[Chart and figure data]
• • • •

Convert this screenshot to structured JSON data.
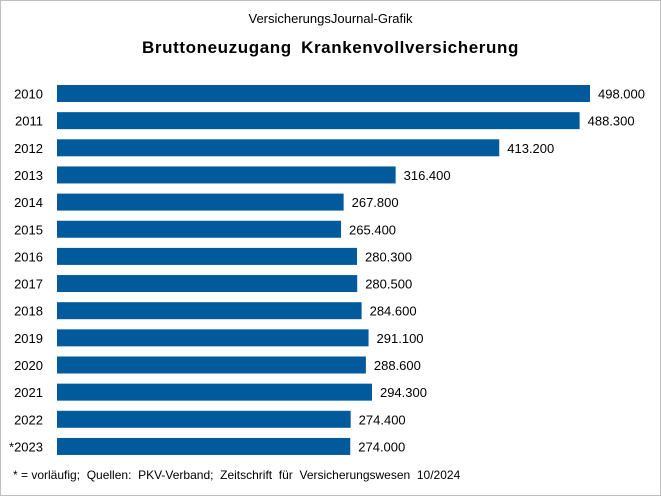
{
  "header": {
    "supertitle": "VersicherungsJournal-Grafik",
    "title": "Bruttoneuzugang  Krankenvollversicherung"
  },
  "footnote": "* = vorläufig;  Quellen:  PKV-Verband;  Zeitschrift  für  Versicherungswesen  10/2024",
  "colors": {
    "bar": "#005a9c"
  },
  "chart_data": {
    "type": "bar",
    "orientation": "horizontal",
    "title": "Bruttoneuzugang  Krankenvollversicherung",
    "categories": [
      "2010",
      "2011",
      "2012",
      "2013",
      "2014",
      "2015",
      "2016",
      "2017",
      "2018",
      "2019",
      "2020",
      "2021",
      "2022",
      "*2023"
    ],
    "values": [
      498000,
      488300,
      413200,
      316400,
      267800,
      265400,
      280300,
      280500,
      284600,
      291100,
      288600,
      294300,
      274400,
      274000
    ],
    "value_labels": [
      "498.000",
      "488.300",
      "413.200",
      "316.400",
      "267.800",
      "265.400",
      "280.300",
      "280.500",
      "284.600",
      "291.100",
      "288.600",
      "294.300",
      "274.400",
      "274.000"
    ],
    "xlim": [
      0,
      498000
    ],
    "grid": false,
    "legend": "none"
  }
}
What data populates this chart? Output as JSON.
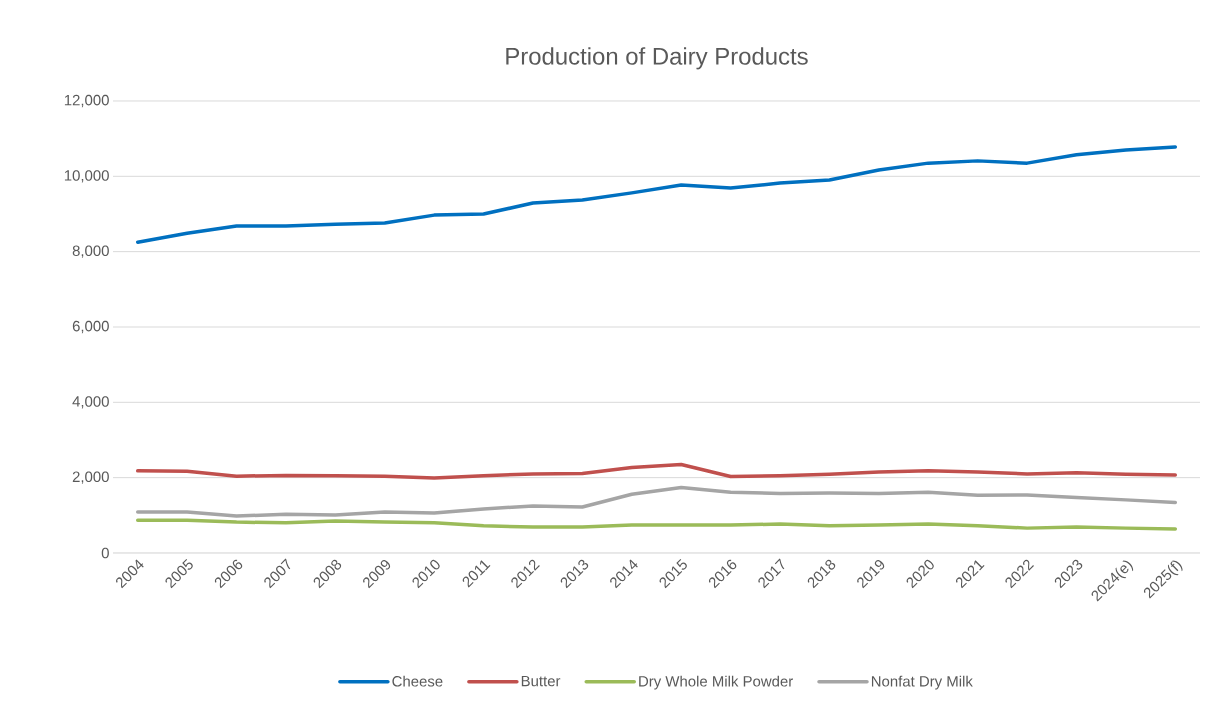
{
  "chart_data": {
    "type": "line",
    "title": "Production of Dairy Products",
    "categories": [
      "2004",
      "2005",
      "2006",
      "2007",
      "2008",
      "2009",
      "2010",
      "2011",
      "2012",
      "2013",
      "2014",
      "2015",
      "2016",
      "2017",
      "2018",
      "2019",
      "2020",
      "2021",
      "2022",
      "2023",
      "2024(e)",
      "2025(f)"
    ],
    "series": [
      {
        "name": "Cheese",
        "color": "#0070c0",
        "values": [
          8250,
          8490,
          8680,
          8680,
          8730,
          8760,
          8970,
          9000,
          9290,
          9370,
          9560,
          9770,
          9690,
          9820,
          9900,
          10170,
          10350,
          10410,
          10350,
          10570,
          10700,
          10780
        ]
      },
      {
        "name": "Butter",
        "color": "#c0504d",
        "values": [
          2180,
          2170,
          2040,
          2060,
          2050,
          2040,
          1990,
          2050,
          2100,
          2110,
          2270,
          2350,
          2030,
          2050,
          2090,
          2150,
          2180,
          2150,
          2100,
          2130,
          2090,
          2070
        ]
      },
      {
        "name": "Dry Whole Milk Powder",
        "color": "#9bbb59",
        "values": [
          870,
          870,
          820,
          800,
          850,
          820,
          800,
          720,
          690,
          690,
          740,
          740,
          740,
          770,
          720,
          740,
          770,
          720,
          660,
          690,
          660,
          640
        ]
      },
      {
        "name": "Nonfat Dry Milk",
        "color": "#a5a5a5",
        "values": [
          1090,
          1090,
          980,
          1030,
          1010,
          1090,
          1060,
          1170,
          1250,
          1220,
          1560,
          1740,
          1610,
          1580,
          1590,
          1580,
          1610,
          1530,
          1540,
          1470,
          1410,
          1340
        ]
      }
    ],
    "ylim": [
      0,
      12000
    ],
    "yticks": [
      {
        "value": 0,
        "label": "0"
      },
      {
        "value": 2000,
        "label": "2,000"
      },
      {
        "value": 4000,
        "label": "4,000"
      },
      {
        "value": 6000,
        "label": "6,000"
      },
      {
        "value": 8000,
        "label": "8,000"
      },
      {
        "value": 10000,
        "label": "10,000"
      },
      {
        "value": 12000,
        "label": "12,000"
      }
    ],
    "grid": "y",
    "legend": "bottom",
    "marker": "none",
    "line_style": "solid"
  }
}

• • • •

Reproduce each entry verbatim, excluding any embedded images.

(Exercise result)
Convert this screenshot to structured JSON data.
{
  "header": {
    "supertitle": "VersicherungsJournal-Grafik",
    "title": "Bruttoneuzugang  Krankenvollversicherung"
  },
  "footnote": "* = vorläufig;  Quellen:  PKV-Verband;  Zeitschrift  für  Versicherungswesen  10/2024",
  "colors": {
    "bar": "#005a9c"
  },
  "chart_data": {
    "type": "bar",
    "orientation": "horizontal",
    "title": "Bruttoneuzugang  Krankenvollversicherung",
    "categories": [
      "2010",
      "2011",
      "2012",
      "2013",
      "2014",
      "2015",
      "2016",
      "2017",
      "2018",
      "2019",
      "2020",
      "2021",
      "2022",
      "*2023"
    ],
    "values": [
      498000,
      488300,
      413200,
      316400,
      267800,
      265400,
      280300,
      280500,
      284600,
      291100,
      288600,
      294300,
      274400,
      274000
    ],
    "value_labels": [
      "498.000",
      "488.300",
      "413.200",
      "316.400",
      "267.800",
      "265.400",
      "280.300",
      "280.500",
      "284.600",
      "291.100",
      "288.600",
      "294.300",
      "274.400",
      "274.000"
    ],
    "xlim": [
      0,
      498000
    ],
    "grid": false,
    "legend": "none"
  }
}
What data populates this chart? Output as JSON.
{
  "chart_data": {
    "type": "line",
    "title": "Production of Dairy Products",
    "categories": [
      "2004",
      "2005",
      "2006",
      "2007",
      "2008",
      "2009",
      "2010",
      "2011",
      "2012",
      "2013",
      "2014",
      "2015",
      "2016",
      "2017",
      "2018",
      "2019",
      "2020",
      "2021",
      "2022",
      "2023",
      "2024(e)",
      "2025(f)"
    ],
    "series": [
      {
        "name": "Cheese",
        "color": "#0070c0",
        "values": [
          8250,
          8490,
          8680,
          8680,
          8730,
          8760,
          8970,
          9000,
          9290,
          9370,
          9560,
          9770,
          9690,
          9820,
          9900,
          10170,
          10350,
          10410,
          10350,
          10570,
          10700,
          10780
        ]
      },
      {
        "name": "Butter",
        "color": "#c0504d",
        "values": [
          2180,
          2170,
          2040,
          2060,
          2050,
          2040,
          1990,
          2050,
          2100,
          2110,
          2270,
          2350,
          2030,
          2050,
          2090,
          2150,
          2180,
          2150,
          2100,
          2130,
          2090,
          2070
        ]
      },
      {
        "name": "Dry Whole Milk Powder",
        "color": "#9bbb59",
        "values": [
          870,
          870,
          820,
          800,
          850,
          820,
          800,
          720,
          690,
          690,
          740,
          740,
          740,
          770,
          720,
          740,
          770,
          720,
          660,
          690,
          660,
          640
        ]
      },
      {
        "name": "Nonfat Dry Milk",
        "color": "#a5a5a5",
        "values": [
          1090,
          1090,
          980,
          1030,
          1010,
          1090,
          1060,
          1170,
          1250,
          1220,
          1560,
          1740,
          1610,
          1580,
          1590,
          1580,
          1610,
          1530,
          1540,
          1470,
          1410,
          1340
        ]
      }
    ],
    "ylim": [
      0,
      12000
    ],
    "yticks": [
      {
        "value": 0,
        "label": "0"
      },
      {
        "value": 2000,
        "label": "2,000"
      },
      {
        "value": 4000,
        "label": "4,000"
      },
      {
        "value": 6000,
        "label": "6,000"
      },
      {
        "value": 8000,
        "label": "8,000"
      },
      {
        "value": 10000,
        "label": "10,000"
      },
      {
        "value": 12000,
        "label": "12,000"
      }
    ],
    "grid": "y",
    "legend": "bottom",
    "marker": "none",
    "line_style": "solid"
  }
}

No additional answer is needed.